■ Records supplied ■
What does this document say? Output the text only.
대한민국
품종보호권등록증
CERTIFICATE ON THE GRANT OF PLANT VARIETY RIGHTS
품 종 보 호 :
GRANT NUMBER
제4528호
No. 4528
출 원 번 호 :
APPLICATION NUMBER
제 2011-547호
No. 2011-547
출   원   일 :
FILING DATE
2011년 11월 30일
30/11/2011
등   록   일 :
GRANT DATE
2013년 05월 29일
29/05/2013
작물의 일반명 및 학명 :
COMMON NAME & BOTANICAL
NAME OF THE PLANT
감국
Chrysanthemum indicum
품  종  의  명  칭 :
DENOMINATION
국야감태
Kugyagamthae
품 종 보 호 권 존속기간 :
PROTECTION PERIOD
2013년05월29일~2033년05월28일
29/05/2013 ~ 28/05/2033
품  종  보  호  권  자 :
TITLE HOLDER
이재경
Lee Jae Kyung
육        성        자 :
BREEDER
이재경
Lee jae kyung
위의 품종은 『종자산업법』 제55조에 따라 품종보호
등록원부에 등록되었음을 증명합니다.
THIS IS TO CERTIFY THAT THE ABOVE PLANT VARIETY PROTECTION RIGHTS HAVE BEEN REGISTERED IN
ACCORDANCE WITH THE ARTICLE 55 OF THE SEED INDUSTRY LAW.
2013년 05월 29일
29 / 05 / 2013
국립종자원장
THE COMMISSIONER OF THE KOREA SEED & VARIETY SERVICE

■ Do this ■
All of the data above should be transcribed exactly.

■ Answer for the task ■
What does this document say? Output the text only.
대한민국
품종보호권등록증
CERTIFICATE ON THE GRANT OF PLANT VARIETY RIGHTS
품 종 보 호 :
GRANT NUMBER
제4528호
No. 4528
출 원 번 호 :
APPLICATION NUMBER
제 2011-547호
No. 2011-547
출   원   일 :
FILING DATE
2011년 11월 30일
30/11/2011
등   록   일 :
GRANT DATE
2013년 05월 29일
29/05/2013
작물의 일반명 및 학명 :
COMMON NAME & BOTANICAL
NAME OF THE PLANT
감국
Chrysanthemum indicum
품  종  의  명  칭 :
DENOMINATION
국야감태
Kugyagamthae
품 종 보 호 권 존속기간 :
PROTECTION PERIOD
2013년05월29일~2033년05월28일
29/05/2013 ~ 28/05/2033
품  종  보  호  권  자 :
TITLE HOLDER
이재경
Lee Jae Kyung
육        성        자 :
BREEDER
이재경
Lee jae kyung
위의 품종은 『종자산업법』 제55조에 따라 품종보호
등록원부에 등록되었음을 증명합니다.
THIS IS TO CERTIFY THAT THE ABOVE PLANT VARIETY PROTECTION RIGHTS HAVE BEEN REGISTERED IN
ACCORDANCE WITH THE ARTICLE 55 OF THE SEED INDUSTRY LAW.
2013년 05월 29일
29 / 05 / 2013
국립종자원장
THE COMMISSIONER OF THE KOREA SEED & VARIETY SERVICE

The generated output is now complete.